-- START GIVEN DATA --

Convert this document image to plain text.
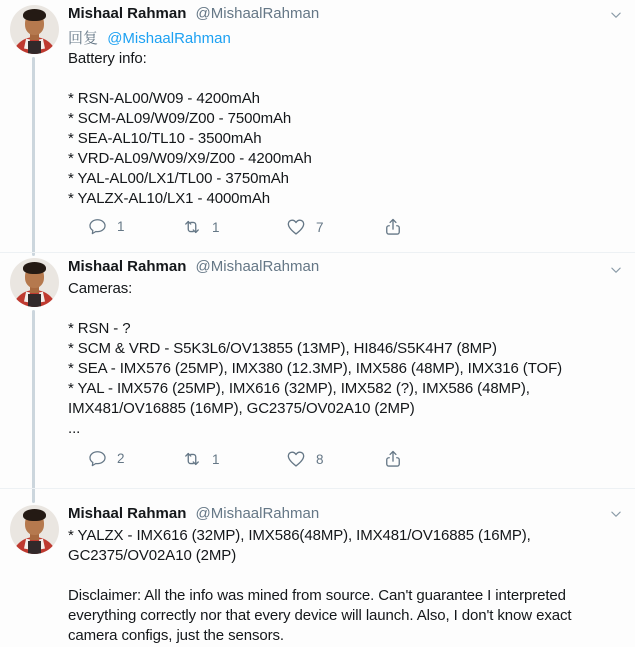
Mishaal Rahman @MishaalRahman
回复 @MishaalRahman
Battery info:
* RSN-AL00/W09 - 4200mAh
* SCM-AL09/W09/Z00 - 7500mAh
* SEA-AL10/TL10 - 3500mAh
* VRD-AL09/W09/X9/Z00 - 4200mAh
* YAL-AL00/LX1/TL00 - 3750mAh
* YALZX-AL10/LX1 - 4000mAh
1	1	7
Mishaal Rahman @MishaalRahman
Cameras:
* RSN - ?
* SCM & VRD - S5K3L6/OV13855 (13MP), HI846/S5K4H7 (8MP)
* SEA - IMX576 (25MP), IMX380 (12.3MP), IMX586 (48MP), IMX316 (TOF)
* YAL - IMX576 (25MP), IMX616 (32MP), IMX582 (?), IMX586 (48MP),
IMX481/OV16885 (16MP), GC2375/OV02A10 (2MP)
...
2	1	8
Mishaal Rahman @MishaalRahman
* YALZX - IMX616 (32MP), IMX586(48MP), IMX481/OV16885 (16MP),
GC2375/OV02A10 (2MP)
Disclaimer: All the info was mined from source. Can't guarantee I interpreted
everything correctly nor that every device will launch. Also, I don't know exact
camera configs, just the sensors.
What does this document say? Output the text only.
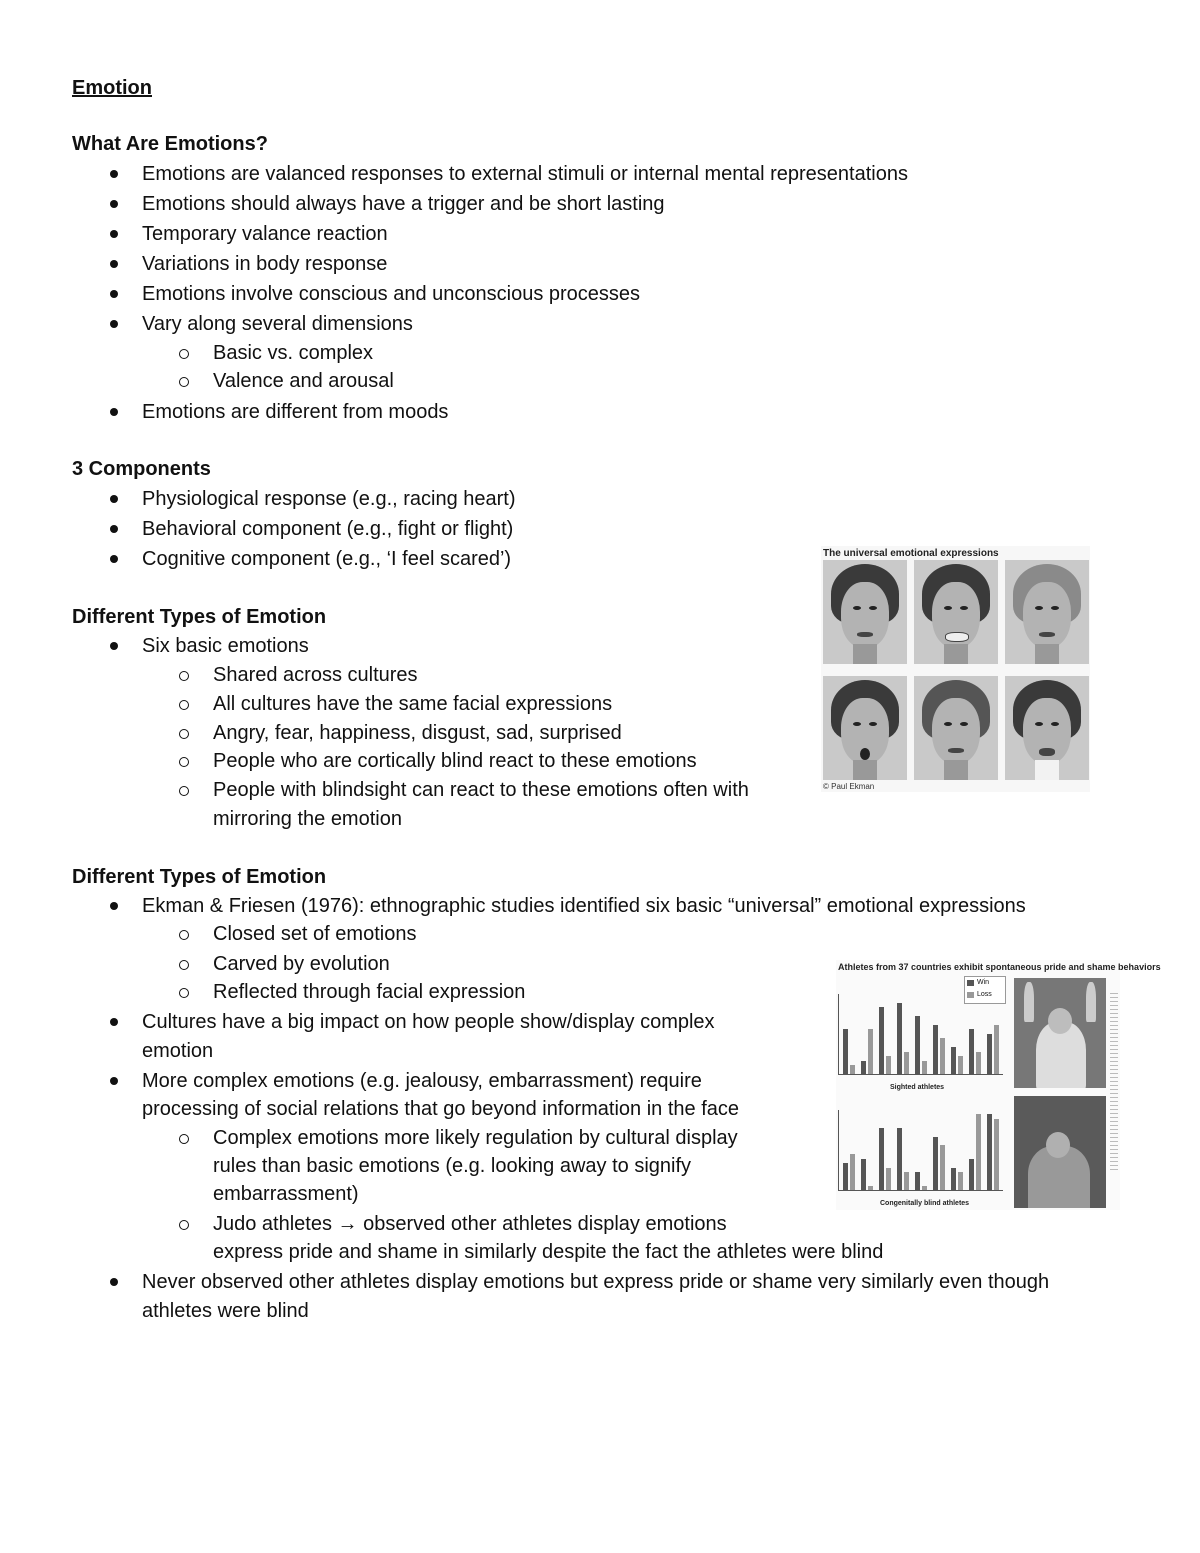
Emotion
What Are Emotions?
Emotions are valanced responses to external stimuli or internal mental representations
Emotions should always have a trigger and be short lasting
Temporary valance reaction
Variations in body response
Emotions involve conscious and unconscious processes
Vary along several dimensions
Basic vs. complex
Valence and arousal
Emotions are different from moods
3 Components
Physiological response (e.g., racing heart)
Behavioral component (e.g., fight or flight)
Cognitive component (e.g., ‘I feel scared’)
Different Types of Emotion
Six basic emotions
Shared across cultures
All cultures have the same facial expressions
Angry, fear, happiness, disgust, sad, surprised
People who are cortically blind react to these emotions
People with blindsight can react to these emotions often with
mirroring the emotion
Different Types of Emotion
Ekman & Friesen (1976): ethnographic studies identified six basic “universal” emotional expressions
Closed set of emotions
Carved by evolution
Reflected through facial expression
Cultures have a big impact on how people show/display complex
emotion
More complex emotions (e.g. jealousy, embarrassment) require
processing of social relations that go beyond information in the face
Complex emotions more likely regulation by cultural display
rules than basic emotions (e.g. looking away to signify
embarrassment)
Judo athletes → observed other athletes display emotions
express pride and shame in similarly despite the fact the athletes were blind
Never observed other athletes display emotions but express pride or shame very similarly even though
athletes were blind
The universal emotional expressions
© Paul Ekman
Athletes from 37 countries exhibit spontaneous pride and shame behaviors
Win
Loss
Sighted athletes
Congenitally blind athletes
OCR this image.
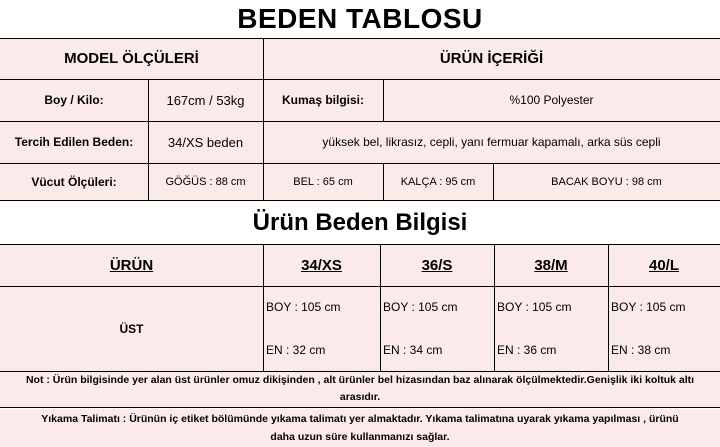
BEDEN TABLOSU
MODEL ÖLÇÜLERİ	ÜRÜN İÇERİĞİ
Boy / Kilo:	167cm / 53kg	Kumaş bilgisi:	%100 Polyester
Tercih Edilen Beden:	34/XS beden	yüksek bel, likrasız, cepli, yanı fermuar kapamalı, arka süs cepli
Vücut Ölçüleri:	GÖĞÜS : 88 cm	BEL : 65 cm	KALÇA : 95 cm	BACAK BOYU : 98 cm
Ürün Beden Bilgisi
ÜRÜN	34/XS	36/S	38/M	40/L
ÜST
BOY : 105 cm	BOY : 105 cm	BOY : 105 cm	BOY : 105 cm
EN : 32 cm	EN : 34 cm	EN : 36 cm	EN : 38 cm
Not : Ürün bilgisinde yer alan üst ürünler omuz dikişinden , alt ürünler bel hizasından baz alınarak ölçülmektedir.Genişlik iki koltuk altı
arasıdır.
Yıkama Talimatı : Ürünün iç etiket bölümünde yıkama talimatı yer almaktadır. Yıkama talimatına uyarak yıkama yapılması , ürünü
daha uzun süre kullanmanızı sağlar.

-- END GIVEN DATA --

EXERCISE DESCRIPTION: Copy all the entries word for word. Omit any pictures.

CORRECT OUTPUT:
Convert this document image to plain text.
Mishaal Rahman @MishaalRahman
回复 @MishaalRahman
Battery info:
* RSN-AL00/W09 - 4200mAh
* SCM-AL09/W09/Z00 - 7500mAh
* SEA-AL10/TL10 - 3500mAh
* VRD-AL09/W09/X9/Z00 - 4200mAh
* YAL-AL00/LX1/TL00 - 3750mAh
* YALZX-AL10/LX1 - 4000mAh
1	1	7
Mishaal Rahman @MishaalRahman
Cameras:
* RSN - ?
* SCM & VRD - S5K3L6/OV13855 (13MP), HI846/S5K4H7 (8MP)
* SEA - IMX576 (25MP), IMX380 (12.3MP), IMX586 (48MP), IMX316 (TOF)
* YAL - IMX576 (25MP), IMX616 (32MP), IMX582 (?), IMX586 (48MP),
IMX481/OV16885 (16MP), GC2375/OV02A10 (2MP)
...
2	1	8
Mishaal Rahman @MishaalRahman
* YALZX - IMX616 (32MP), IMX586(48MP), IMX481/OV16885 (16MP),
GC2375/OV02A10 (2MP)
Disclaimer: All the info was mined from source. Can't guarantee I interpreted
everything correctly nor that every device will launch. Also, I don't know exact
camera configs, just the sensors.
What does this document say? Output the text only.
Emotion
What Are Emotions?
Emotions are valanced responses to external stimuli or internal mental representations
Emotions should always have a trigger and be short lasting
Temporary valance reaction
Variations in body response
Emotions involve conscious and unconscious processes
Vary along several dimensions
Basic vs. complex
Valence and arousal
Emotions are different from moods
3 Components
Physiological response (e.g., racing heart)
Behavioral component (e.g., fight or flight)
Cognitive component (e.g., ‘I feel scared’)
Different Types of Emotion
Six basic emotions
Shared across cultures
All cultures have the same facial expressions
Angry, fear, happiness, disgust, sad, surprised
People who are cortically blind react to these emotions
People with blindsight can react to these emotions often with
mirroring the emotion
Different Types of Emotion
Ekman & Friesen (1976): ethnographic studies identified six basic “universal” emotional expressions
Closed set of emotions
Carved by evolution
Reflected through facial expression
Cultures have a big impact on how people show/display complex
emotion
More complex emotions (e.g. jealousy, embarrassment) require
processing of social relations that go beyond information in the face
Complex emotions more likely regulation by cultural display
rules than basic emotions (e.g. looking away to signify
embarrassment)
Judo athletes → observed other athletes display emotions
express pride and shame in similarly despite the fact the athletes were blind
Never observed other athletes display emotions but express pride or shame very similarly even though
athletes were blind
The universal emotional expressions
© Paul Ekman
Athletes from 37 countries exhibit spontaneous pride and shame behaviors
Win
Loss
Sighted athletes
Congenitally blind athletes
OCR this image.
BEDEN TABLOSU
MODEL ÖLÇÜLERİ	ÜRÜN İÇERİĞİ
Boy / Kilo:	167cm / 53kg	Kumaş bilgisi:	%100 Polyester
Tercih Edilen Beden:	34/XS beden	yüksek bel, likrasız, cepli, yanı fermuar kapamalı, arka süs cepli
Vücut Ölçüleri:	GÖĞÜS : 88 cm	BEL : 65 cm	KALÇA : 95 cm	BACAK BOYU : 98 cm
Ürün Beden Bilgisi
ÜRÜN	34/XS	36/S	38/M	40/L
ÜST
BOY : 105 cm	BOY : 105 cm	BOY : 105 cm	BOY : 105 cm
EN : 32 cm	EN : 34 cm	EN : 36 cm	EN : 38 cm
Not : Ürün bilgisinde yer alan üst ürünler omuz dikişinden , alt ürünler bel hizasından baz alınarak ölçülmektedir.Genişlik iki koltuk altı
arasıdır.
Yıkama Talimatı : Ürünün iç etiket bölümünde yıkama talimatı yer almaktadır. Yıkama talimatına uyarak yıkama yapılması , ürünü
daha uzun süre kullanmanızı sağlar.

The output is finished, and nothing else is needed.